● **任务要求**
把下面清单中的“row-gp”重命名为“row-program”，逐行重写整个清单，其余内容一字不改。

● **取自某一合集的条目**
━━━
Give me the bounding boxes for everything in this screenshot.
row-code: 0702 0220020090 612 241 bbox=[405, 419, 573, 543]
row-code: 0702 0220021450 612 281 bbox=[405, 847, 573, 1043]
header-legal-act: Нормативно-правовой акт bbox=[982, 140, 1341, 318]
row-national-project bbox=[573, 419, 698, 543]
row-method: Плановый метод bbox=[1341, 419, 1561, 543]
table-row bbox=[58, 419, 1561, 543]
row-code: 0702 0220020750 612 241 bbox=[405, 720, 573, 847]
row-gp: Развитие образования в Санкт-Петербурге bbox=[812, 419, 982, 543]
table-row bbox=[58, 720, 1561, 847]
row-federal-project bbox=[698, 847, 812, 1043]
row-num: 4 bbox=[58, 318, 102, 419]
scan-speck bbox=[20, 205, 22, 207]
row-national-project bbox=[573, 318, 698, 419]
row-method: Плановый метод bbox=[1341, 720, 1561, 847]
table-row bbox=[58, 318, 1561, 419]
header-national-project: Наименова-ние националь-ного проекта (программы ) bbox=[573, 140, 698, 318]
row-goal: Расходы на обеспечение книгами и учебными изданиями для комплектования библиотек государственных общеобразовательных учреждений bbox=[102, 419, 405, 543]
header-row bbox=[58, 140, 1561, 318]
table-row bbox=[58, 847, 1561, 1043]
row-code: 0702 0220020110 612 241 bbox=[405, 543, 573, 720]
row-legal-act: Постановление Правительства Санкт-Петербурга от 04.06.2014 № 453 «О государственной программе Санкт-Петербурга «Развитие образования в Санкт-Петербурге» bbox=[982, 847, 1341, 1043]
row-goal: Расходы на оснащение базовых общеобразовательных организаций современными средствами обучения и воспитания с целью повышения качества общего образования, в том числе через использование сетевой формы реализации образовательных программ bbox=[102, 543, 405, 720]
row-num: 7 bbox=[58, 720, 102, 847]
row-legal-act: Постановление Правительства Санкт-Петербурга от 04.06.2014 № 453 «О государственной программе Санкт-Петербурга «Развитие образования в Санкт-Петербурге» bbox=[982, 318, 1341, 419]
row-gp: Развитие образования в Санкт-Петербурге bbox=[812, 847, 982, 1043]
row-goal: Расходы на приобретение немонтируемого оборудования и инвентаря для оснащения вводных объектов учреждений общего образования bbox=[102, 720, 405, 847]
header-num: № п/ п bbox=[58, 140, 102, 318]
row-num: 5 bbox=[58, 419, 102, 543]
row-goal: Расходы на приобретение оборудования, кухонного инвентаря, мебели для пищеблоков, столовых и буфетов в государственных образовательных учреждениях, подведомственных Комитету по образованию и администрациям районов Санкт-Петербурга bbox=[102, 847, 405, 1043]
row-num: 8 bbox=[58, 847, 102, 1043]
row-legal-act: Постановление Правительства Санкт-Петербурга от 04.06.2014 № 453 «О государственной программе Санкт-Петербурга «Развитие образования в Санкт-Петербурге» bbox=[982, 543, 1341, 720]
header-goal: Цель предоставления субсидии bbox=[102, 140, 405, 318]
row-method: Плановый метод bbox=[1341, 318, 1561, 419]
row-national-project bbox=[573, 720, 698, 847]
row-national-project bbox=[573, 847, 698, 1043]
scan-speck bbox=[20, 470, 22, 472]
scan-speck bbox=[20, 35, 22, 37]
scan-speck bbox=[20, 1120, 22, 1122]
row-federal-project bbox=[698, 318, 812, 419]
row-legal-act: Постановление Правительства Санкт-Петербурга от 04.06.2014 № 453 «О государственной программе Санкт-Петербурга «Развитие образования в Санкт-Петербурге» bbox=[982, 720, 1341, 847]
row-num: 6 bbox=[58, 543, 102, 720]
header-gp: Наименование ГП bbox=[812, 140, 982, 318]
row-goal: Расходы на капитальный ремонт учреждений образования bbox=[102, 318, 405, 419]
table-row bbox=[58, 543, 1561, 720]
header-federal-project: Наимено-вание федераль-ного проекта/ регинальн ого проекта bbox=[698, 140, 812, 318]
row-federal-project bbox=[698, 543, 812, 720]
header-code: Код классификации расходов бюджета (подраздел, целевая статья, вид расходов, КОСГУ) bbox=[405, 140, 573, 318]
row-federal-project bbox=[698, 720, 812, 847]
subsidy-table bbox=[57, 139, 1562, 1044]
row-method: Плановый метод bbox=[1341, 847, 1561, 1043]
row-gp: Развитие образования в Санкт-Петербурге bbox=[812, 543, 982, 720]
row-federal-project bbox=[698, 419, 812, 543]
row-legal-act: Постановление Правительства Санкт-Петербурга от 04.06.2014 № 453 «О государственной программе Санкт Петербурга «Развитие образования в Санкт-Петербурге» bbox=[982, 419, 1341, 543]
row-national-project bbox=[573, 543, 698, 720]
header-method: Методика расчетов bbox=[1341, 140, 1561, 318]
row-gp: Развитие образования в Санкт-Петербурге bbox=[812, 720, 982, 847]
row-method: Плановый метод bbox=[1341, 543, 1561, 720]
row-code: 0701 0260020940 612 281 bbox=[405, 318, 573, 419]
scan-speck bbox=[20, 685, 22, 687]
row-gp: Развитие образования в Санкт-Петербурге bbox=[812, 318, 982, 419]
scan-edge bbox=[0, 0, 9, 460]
━━━
● **答案**
Give me the bounding boxes for everything in this screenshot.
row-code: 0702 0220020090 612 241 bbox=[405, 419, 573, 543]
row-code: 0702 0220021450 612 281 bbox=[405, 847, 573, 1043]
header-legal-act: Нормативно-правовой акт bbox=[982, 140, 1341, 318]
row-national-project bbox=[573, 419, 698, 543]
row-method: Плановый метод bbox=[1341, 419, 1561, 543]
table-row bbox=[58, 419, 1561, 543]
row-code: 0702 0220020750 612 241 bbox=[405, 720, 573, 847]
row-program: Развитие образования в Санкт-Петербурге bbox=[812, 419, 982, 543]
table-row bbox=[58, 720, 1561, 847]
row-federal-project bbox=[698, 847, 812, 1043]
row-num: 4 bbox=[58, 318, 102, 419]
scan-speck bbox=[20, 205, 22, 207]
row-national-project bbox=[573, 318, 698, 419]
row-method: Плановый метод bbox=[1341, 720, 1561, 847]
table-row bbox=[58, 318, 1561, 419]
header-national-project: Наименова-ние националь-ного проекта (программы ) bbox=[573, 140, 698, 318]
row-goal: Расходы на обеспечение книгами и учебными изданиями для комплектования библиотек государственных общеобразовательных учреждений bbox=[102, 419, 405, 543]
header-row bbox=[58, 140, 1561, 318]
table-row bbox=[58, 847, 1561, 1043]
row-code: 0702 0220020110 612 241 bbox=[405, 543, 573, 720]
row-legal-act: Постановление Правительства Санкт-Петербурга от 04.06.2014 № 453 «О государственной программе Санкт-Петербурга «Развитие образования в Санкт-Петербурге» bbox=[982, 847, 1341, 1043]
row-goal: Расходы на оснащение базовых общеобразовательных организаций современными средствами обучения и воспитания с целью повышения качества общего образования, в том числе через использование сетевой формы реализации образовательных программ bbox=[102, 543, 405, 720]
row-num: 7 bbox=[58, 720, 102, 847]
row-legal-act: Постановление Правительства Санкт-Петербурга от 04.06.2014 № 453 «О государственной программе Санкт-Петербурга «Развитие образования в Санкт-Петербурге» bbox=[982, 318, 1341, 419]
row-program: Развитие образования в Санкт-Петербурге bbox=[812, 847, 982, 1043]
row-goal: Расходы на приобретение немонтируемого оборудования и инвентаря для оснащения вводных объектов учреждений общего образования bbox=[102, 720, 405, 847]
header-num: № п/ п bbox=[58, 140, 102, 318]
row-num: 5 bbox=[58, 419, 102, 543]
row-goal: Расходы на приобретение оборудования, кухонного инвентаря, мебели для пищеблоков, столовых и буфетов в государственных образовательных учреждениях, подведомственных Комитету по образованию и администрациям районов Санкт-Петербурга bbox=[102, 847, 405, 1043]
row-num: 8 bbox=[58, 847, 102, 1043]
row-legal-act: Постановление Правительства Санкт-Петербурга от 04.06.2014 № 453 «О государственной программе Санкт-Петербурга «Развитие образования в Санкт-Петербурге» bbox=[982, 543, 1341, 720]
header-goal: Цель предоставления субсидии bbox=[102, 140, 405, 318]
row-method: Плановый метод bbox=[1341, 318, 1561, 419]
row-national-project bbox=[573, 720, 698, 847]
row-national-project bbox=[573, 847, 698, 1043]
scan-speck bbox=[20, 470, 22, 472]
scan-speck bbox=[20, 35, 22, 37]
scan-speck bbox=[20, 1120, 22, 1122]
row-federal-project bbox=[698, 318, 812, 419]
row-legal-act: Постановление Правительства Санкт-Петербурга от 04.06.2014 № 453 «О государственной программе Санкт-Петербурга «Развитие образования в Санкт-Петербурге» bbox=[982, 720, 1341, 847]
row-num: 6 bbox=[58, 543, 102, 720]
header-gp: Наименование ГП bbox=[812, 140, 982, 318]
row-goal: Расходы на капитальный ремонт учреждений образования bbox=[102, 318, 405, 419]
table-row bbox=[58, 543, 1561, 720]
header-federal-project: Наимено-вание федераль-ного проекта/ регинальн ого проекта bbox=[698, 140, 812, 318]
row-federal-project bbox=[698, 543, 812, 720]
header-code: Код классификации расходов бюджета (подраздел, целевая статья, вид расходов, КОСГУ) bbox=[405, 140, 573, 318]
row-federal-project bbox=[698, 720, 812, 847]
subsidy-table bbox=[57, 139, 1562, 1044]
row-method: Плановый метод bbox=[1341, 847, 1561, 1043]
row-program: Развитие образования в Санкт-Петербурге bbox=[812, 543, 982, 720]
row-federal-project bbox=[698, 419, 812, 543]
row-legal-act: Постановление Правительства Санкт-Петербурга от 04.06.2014 № 453 «О государственной программе Санкт Петербурга «Развитие образования в Санкт-Петербурге» bbox=[982, 419, 1341, 543]
row-national-project bbox=[573, 543, 698, 720]
header-method: Методика расчетов bbox=[1341, 140, 1561, 318]
row-program: Развитие образования в Санкт-Петербурге bbox=[812, 720, 982, 847]
row-method: Плановый метод bbox=[1341, 543, 1561, 720]
row-code: 0701 0260020940 612 281 bbox=[405, 318, 573, 419]
scan-speck bbox=[20, 685, 22, 687]
row-program: Развитие образования в Санкт-Петербурге bbox=[812, 318, 982, 419]
scan-edge bbox=[0, 0, 9, 460]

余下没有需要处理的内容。